(PROVIDED RECORDS):

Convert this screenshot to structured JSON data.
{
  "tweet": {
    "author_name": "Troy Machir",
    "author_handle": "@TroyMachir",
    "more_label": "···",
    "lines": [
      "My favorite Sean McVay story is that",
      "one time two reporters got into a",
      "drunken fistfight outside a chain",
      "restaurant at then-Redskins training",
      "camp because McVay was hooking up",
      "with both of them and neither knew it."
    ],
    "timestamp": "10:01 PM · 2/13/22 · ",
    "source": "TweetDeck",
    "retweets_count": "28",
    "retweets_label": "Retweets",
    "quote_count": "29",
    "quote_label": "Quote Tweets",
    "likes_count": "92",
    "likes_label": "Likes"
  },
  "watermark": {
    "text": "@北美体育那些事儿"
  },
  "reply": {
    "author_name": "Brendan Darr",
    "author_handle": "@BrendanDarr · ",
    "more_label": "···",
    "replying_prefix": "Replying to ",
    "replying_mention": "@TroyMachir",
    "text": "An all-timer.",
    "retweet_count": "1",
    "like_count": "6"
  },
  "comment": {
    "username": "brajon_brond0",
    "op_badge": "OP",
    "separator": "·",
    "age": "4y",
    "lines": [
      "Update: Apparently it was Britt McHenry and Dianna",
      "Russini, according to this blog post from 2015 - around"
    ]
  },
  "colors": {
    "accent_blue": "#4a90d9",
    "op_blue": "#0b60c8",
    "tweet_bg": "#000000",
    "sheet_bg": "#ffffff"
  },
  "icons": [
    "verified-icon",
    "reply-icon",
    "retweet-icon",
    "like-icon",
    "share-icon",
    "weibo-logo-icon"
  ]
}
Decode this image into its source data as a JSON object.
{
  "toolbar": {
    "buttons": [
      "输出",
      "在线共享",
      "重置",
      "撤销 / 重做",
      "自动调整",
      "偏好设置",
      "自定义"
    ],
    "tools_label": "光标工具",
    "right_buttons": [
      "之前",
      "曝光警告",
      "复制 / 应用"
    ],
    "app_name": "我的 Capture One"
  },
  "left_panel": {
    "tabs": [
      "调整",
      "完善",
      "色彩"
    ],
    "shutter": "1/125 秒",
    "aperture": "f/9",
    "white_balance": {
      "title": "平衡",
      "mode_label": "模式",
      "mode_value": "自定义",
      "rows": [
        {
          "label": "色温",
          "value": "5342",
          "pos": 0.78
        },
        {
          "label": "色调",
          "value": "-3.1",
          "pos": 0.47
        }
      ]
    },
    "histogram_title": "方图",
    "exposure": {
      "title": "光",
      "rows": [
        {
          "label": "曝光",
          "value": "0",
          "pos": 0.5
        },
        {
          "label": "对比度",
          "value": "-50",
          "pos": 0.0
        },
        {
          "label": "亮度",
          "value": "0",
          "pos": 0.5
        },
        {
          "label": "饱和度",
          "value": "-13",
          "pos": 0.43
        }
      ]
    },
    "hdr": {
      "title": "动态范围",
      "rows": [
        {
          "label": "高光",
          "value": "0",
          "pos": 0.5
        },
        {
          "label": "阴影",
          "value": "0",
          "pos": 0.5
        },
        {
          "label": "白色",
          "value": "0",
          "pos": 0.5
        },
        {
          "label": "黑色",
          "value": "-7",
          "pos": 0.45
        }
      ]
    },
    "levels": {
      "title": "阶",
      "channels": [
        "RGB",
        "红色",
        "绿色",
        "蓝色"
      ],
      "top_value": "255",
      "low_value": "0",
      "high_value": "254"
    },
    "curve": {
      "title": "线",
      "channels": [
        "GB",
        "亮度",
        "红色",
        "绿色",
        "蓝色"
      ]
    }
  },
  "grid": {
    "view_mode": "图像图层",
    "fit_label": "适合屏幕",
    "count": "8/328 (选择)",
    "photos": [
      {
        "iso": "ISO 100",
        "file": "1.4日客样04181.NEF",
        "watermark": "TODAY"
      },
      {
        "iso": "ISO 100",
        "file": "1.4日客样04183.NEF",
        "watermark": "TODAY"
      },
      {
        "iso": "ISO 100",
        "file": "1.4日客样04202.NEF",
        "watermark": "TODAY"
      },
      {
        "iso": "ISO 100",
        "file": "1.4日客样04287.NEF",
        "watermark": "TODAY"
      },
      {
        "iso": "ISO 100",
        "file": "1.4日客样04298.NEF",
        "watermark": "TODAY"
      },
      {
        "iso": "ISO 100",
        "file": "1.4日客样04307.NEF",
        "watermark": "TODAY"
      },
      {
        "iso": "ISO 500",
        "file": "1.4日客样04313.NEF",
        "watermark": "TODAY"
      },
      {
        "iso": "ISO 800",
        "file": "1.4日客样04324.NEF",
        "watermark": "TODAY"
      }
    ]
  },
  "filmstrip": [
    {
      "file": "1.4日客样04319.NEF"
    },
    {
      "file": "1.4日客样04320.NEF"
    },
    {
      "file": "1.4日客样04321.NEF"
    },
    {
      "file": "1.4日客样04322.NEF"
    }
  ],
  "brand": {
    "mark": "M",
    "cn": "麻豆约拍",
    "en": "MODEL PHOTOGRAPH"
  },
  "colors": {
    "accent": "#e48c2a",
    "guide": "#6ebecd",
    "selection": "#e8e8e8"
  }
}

(REQUIRED TASK):
Answer with one number: how many lines in the listing hold "data".

(WRITTEN SOLUTION):
2